Copy the data below exactly, omitting any picture it contains.

### [Input data]
★ ★ ★ ★ ★ ★ ★
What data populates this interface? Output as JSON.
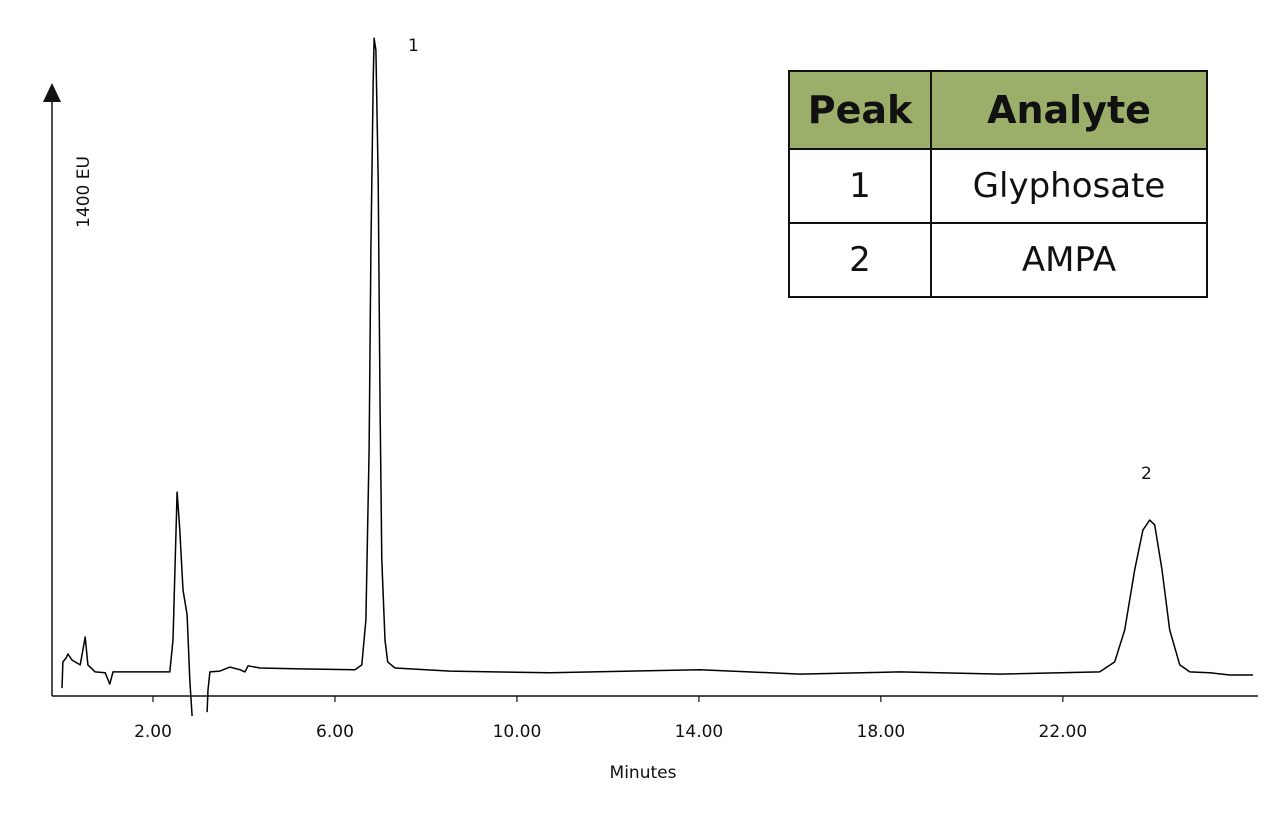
{
  "chart_data": {
    "type": "line",
    "xlabel": "Minutes",
    "ylabel": "1400 EU",
    "color": "#000000",
    "xlim": [
      -0.22,
      26.29
    ],
    "ylim": [
      -46,
      1526
    ],
    "xticks": [
      {
        "value": 2,
        "label": "2.00"
      },
      {
        "value": 6,
        "label": "6.00"
      },
      {
        "value": 10,
        "label": "10.00"
      },
      {
        "value": 14,
        "label": "14.00"
      },
      {
        "value": 18,
        "label": "18.00"
      },
      {
        "value": 22,
        "label": "22.00"
      }
    ],
    "annotations": [
      "1",
      "2"
    ],
    "x": [
      0.0,
      0.02,
      0.09,
      0.13,
      0.22,
      0.4,
      0.51,
      0.57,
      0.73,
      0.95,
      1.05,
      1.12,
      1.27,
      2.37,
      2.44,
      2.53,
      2.59,
      2.66,
      2.75,
      2.81,
      2.86,
      3.0,
      3.19,
      3.21,
      3.25,
      3.47,
      3.69,
      3.91,
      4.02,
      4.09,
      4.35,
      5.23,
      6.44,
      6.59,
      6.68,
      6.75,
      6.79,
      6.84,
      6.86,
      6.9,
      6.95,
      6.99,
      7.03,
      7.1,
      7.16,
      7.32,
      8.53,
      10.73,
      14.02,
      16.22,
      18.42,
      20.62,
      22.81,
      23.14,
      23.36,
      23.58,
      23.76,
      23.91,
      24.02,
      24.18,
      24.35,
      24.57,
      24.79,
      25.23,
      25.67,
      26.18
    ],
    "values": [
      18,
      78,
      87,
      96,
      82,
      71,
      135,
      71,
      55,
      53,
      27,
      55,
      55,
      55,
      128,
      467,
      380,
      243,
      186,
      37,
      -46,
      null,
      -37,
      14,
      55,
      57,
      66,
      60,
      55,
      69,
      64,
      62,
      60,
      71,
      174,
      564,
      1022,
      1411,
      1507,
      1480,
      1182,
      678,
      312,
      128,
      78,
      64,
      57,
      53,
      60,
      50,
      55,
      50,
      55,
      78,
      151,
      289,
      380,
      403,
      392,
      289,
      151,
      71,
      55,
      53,
      48,
      48
    ]
  },
  "table": {
    "header": [
      "Peak",
      "Analyte"
    ],
    "rows": [
      [
        "1",
        "Glyphosate"
      ],
      [
        "2",
        "AMPA"
      ]
    ]
  }
}
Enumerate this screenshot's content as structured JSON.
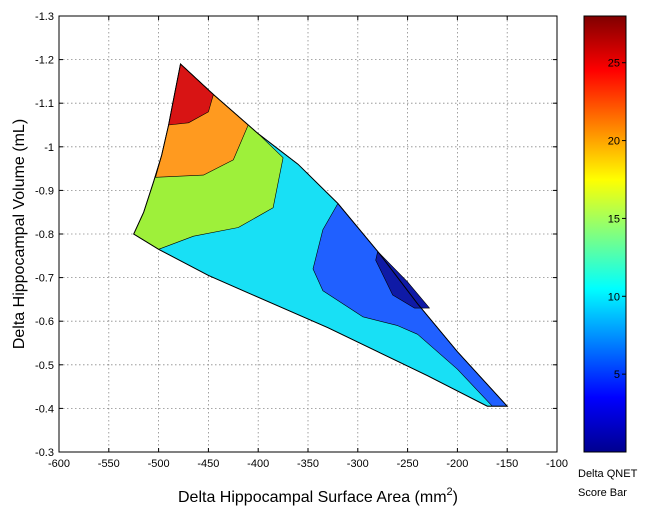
★ ★ ★ ★ ★ ★ ★
### [Result]
What data populates this interface? Output as JSON.
{
  "chart_data": {
    "type": "line",
    "xlabel": "Minutes",
    "ylabel": "1400 EU",
    "color": "#000000",
    "xlim": [
      -0.22,
      26.29
    ],
    "ylim": [
      -46,
      1526
    ],
    "xticks": [
      {
        "value": 2,
        "label": "2.00"
      },
      {
        "value": 6,
        "label": "6.00"
      },
      {
        "value": 10,
        "label": "10.00"
      },
      {
        "value": 14,
        "label": "14.00"
      },
      {
        "value": 18,
        "label": "18.00"
      },
      {
        "value": 22,
        "label": "22.00"
      }
    ],
    "annotations": [
      "1",
      "2"
    ],
    "x": [
      0.0,
      0.02,
      0.09,
      0.13,
      0.22,
      0.4,
      0.51,
      0.57,
      0.73,
      0.95,
      1.05,
      1.12,
      1.27,
      2.37,
      2.44,
      2.53,
      2.59,
      2.66,
      2.75,
      2.81,
      2.86,
      3.0,
      3.19,
      3.21,
      3.25,
      3.47,
      3.69,
      3.91,
      4.02,
      4.09,
      4.35,
      5.23,
      6.44,
      6.59,
      6.68,
      6.75,
      6.79,
      6.84,
      6.86,
      6.9,
      6.95,
      6.99,
      7.03,
      7.1,
      7.16,
      7.32,
      8.53,
      10.73,
      14.02,
      16.22,
      18.42,
      20.62,
      22.81,
      23.14,
      23.36,
      23.58,
      23.76,
      23.91,
      24.02,
      24.18,
      24.35,
      24.57,
      24.79,
      25.23,
      25.67,
      26.18
    ],
    "values": [
      18,
      78,
      87,
      96,
      82,
      71,
      135,
      71,
      55,
      53,
      27,
      55,
      55,
      55,
      128,
      467,
      380,
      243,
      186,
      37,
      -46,
      null,
      -37,
      14,
      55,
      57,
      66,
      60,
      55,
      69,
      64,
      62,
      60,
      71,
      174,
      564,
      1022,
      1411,
      1507,
      1480,
      1182,
      678,
      312,
      128,
      78,
      64,
      57,
      53,
      60,
      50,
      55,
      50,
      55,
      78,
      151,
      289,
      380,
      403,
      392,
      289,
      151,
      71,
      55,
      53,
      48,
      48
    ]
  },
  "table": {
    "header": [
      "Peak",
      "Analyte"
    ],
    "rows": [
      [
        "1",
        "Glyphosate"
      ],
      [
        "2",
        "AMPA"
      ]
    ]
  }
}
Enumerate this screenshot's content as structured JSON.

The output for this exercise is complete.